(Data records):

+++++

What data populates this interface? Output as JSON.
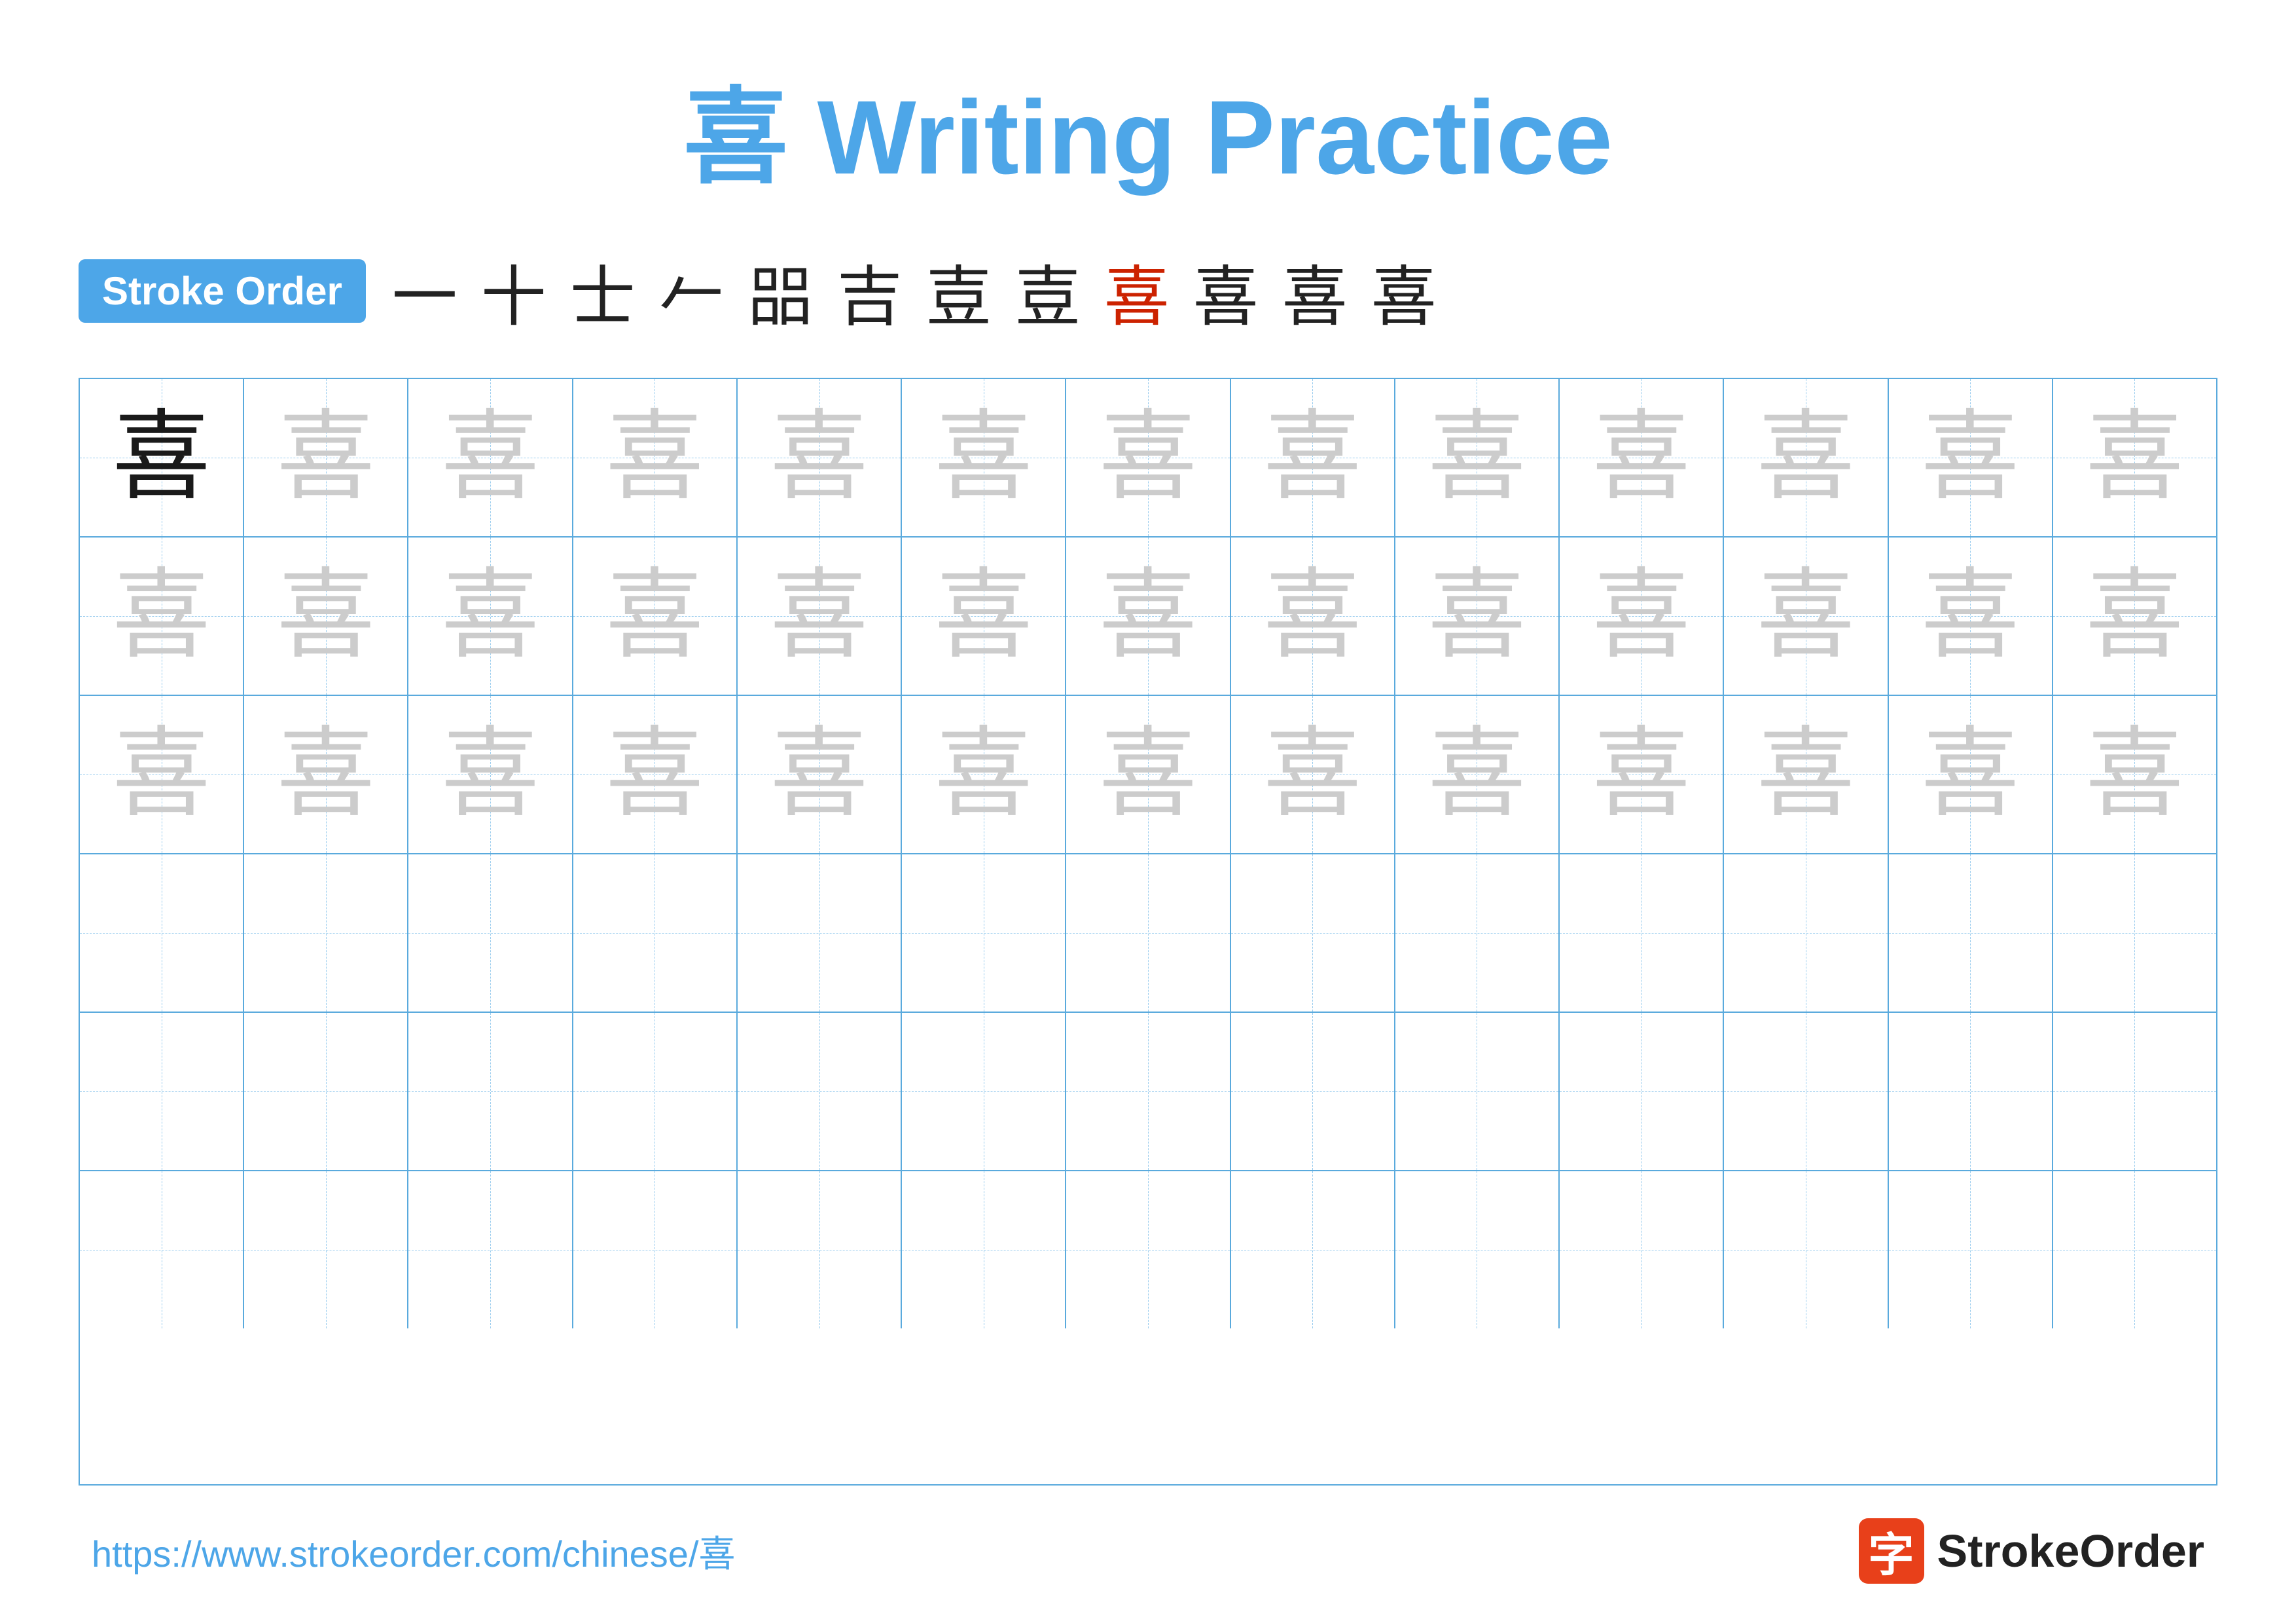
{
  "title": {
    "char": "喜",
    "text": "Writing Practice",
    "full": "喜 Writing Practice"
  },
  "stroke_order": {
    "badge_label": "Stroke Order",
    "strokes": [
      {
        "char": "一",
        "red": false
      },
      {
        "char": "十",
        "red": false
      },
      {
        "char": "士",
        "red": false
      },
      {
        "char": "𠂉",
        "red": false
      },
      {
        "char": "㗊",
        "red": false
      },
      {
        "char": "吉",
        "red": false
      },
      {
        "char": "吉",
        "red": false
      },
      {
        "char": "壴",
        "red": false
      },
      {
        "char": "喜",
        "red": true
      },
      {
        "char": "喜",
        "red": false
      },
      {
        "char": "喜",
        "red": false
      },
      {
        "char": "喜",
        "red": false
      }
    ]
  },
  "grid": {
    "rows": 6,
    "cols": 13,
    "char": "喜",
    "practice_rows": [
      [
        1,
        2,
        2,
        2,
        2,
        2,
        2,
        2,
        2,
        2,
        2,
        2,
        2
      ],
      [
        2,
        2,
        2,
        2,
        2,
        2,
        2,
        2,
        2,
        2,
        2,
        2,
        2
      ],
      [
        2,
        2,
        2,
        2,
        2,
        2,
        2,
        2,
        2,
        2,
        2,
        2,
        2
      ],
      [
        0,
        0,
        0,
        0,
        0,
        0,
        0,
        0,
        0,
        0,
        0,
        0,
        0
      ],
      [
        0,
        0,
        0,
        0,
        0,
        0,
        0,
        0,
        0,
        0,
        0,
        0,
        0
      ],
      [
        0,
        0,
        0,
        0,
        0,
        0,
        0,
        0,
        0,
        0,
        0,
        0,
        0
      ]
    ]
  },
  "footer": {
    "url": "https://www.strokeorder.com/chinese/喜",
    "logo_char": "字",
    "logo_text": "StrokeOrder"
  }
}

+++++

(Aim of the task): Output every entry verbatim. Pictures do not belong in the copy.

(Result for this exercise):
What data populates this interface? Output as JSON.
{
  "title": {
    "char": "喜",
    "text": "Writing Practice",
    "full": "喜 Writing Practice"
  },
  "stroke_order": {
    "badge_label": "Stroke Order",
    "strokes": [
      {
        "char": "一",
        "red": false
      },
      {
        "char": "十",
        "red": false
      },
      {
        "char": "士",
        "red": false
      },
      {
        "char": "𠂉",
        "red": false
      },
      {
        "char": "㗊",
        "red": false
      },
      {
        "char": "吉",
        "red": false
      },
      {
        "char": "吉",
        "red": false
      },
      {
        "char": "壴",
        "red": false
      },
      {
        "char": "喜",
        "red": true
      },
      {
        "char": "喜",
        "red": false
      },
      {
        "char": "喜",
        "red": false
      },
      {
        "char": "喜",
        "red": false
      }
    ]
  },
  "grid": {
    "rows": 6,
    "cols": 13,
    "char": "喜",
    "practice_rows": [
      [
        1,
        2,
        2,
        2,
        2,
        2,
        2,
        2,
        2,
        2,
        2,
        2,
        2
      ],
      [
        2,
        2,
        2,
        2,
        2,
        2,
        2,
        2,
        2,
        2,
        2,
        2,
        2
      ],
      [
        2,
        2,
        2,
        2,
        2,
        2,
        2,
        2,
        2,
        2,
        2,
        2,
        2
      ],
      [
        0,
        0,
        0,
        0,
        0,
        0,
        0,
        0,
        0,
        0,
        0,
        0,
        0
      ],
      [
        0,
        0,
        0,
        0,
        0,
        0,
        0,
        0,
        0,
        0,
        0,
        0,
        0
      ],
      [
        0,
        0,
        0,
        0,
        0,
        0,
        0,
        0,
        0,
        0,
        0,
        0,
        0
      ]
    ]
  },
  "footer": {
    "url": "https://www.strokeorder.com/chinese/喜",
    "logo_char": "字",
    "logo_text": "StrokeOrder"
  }
}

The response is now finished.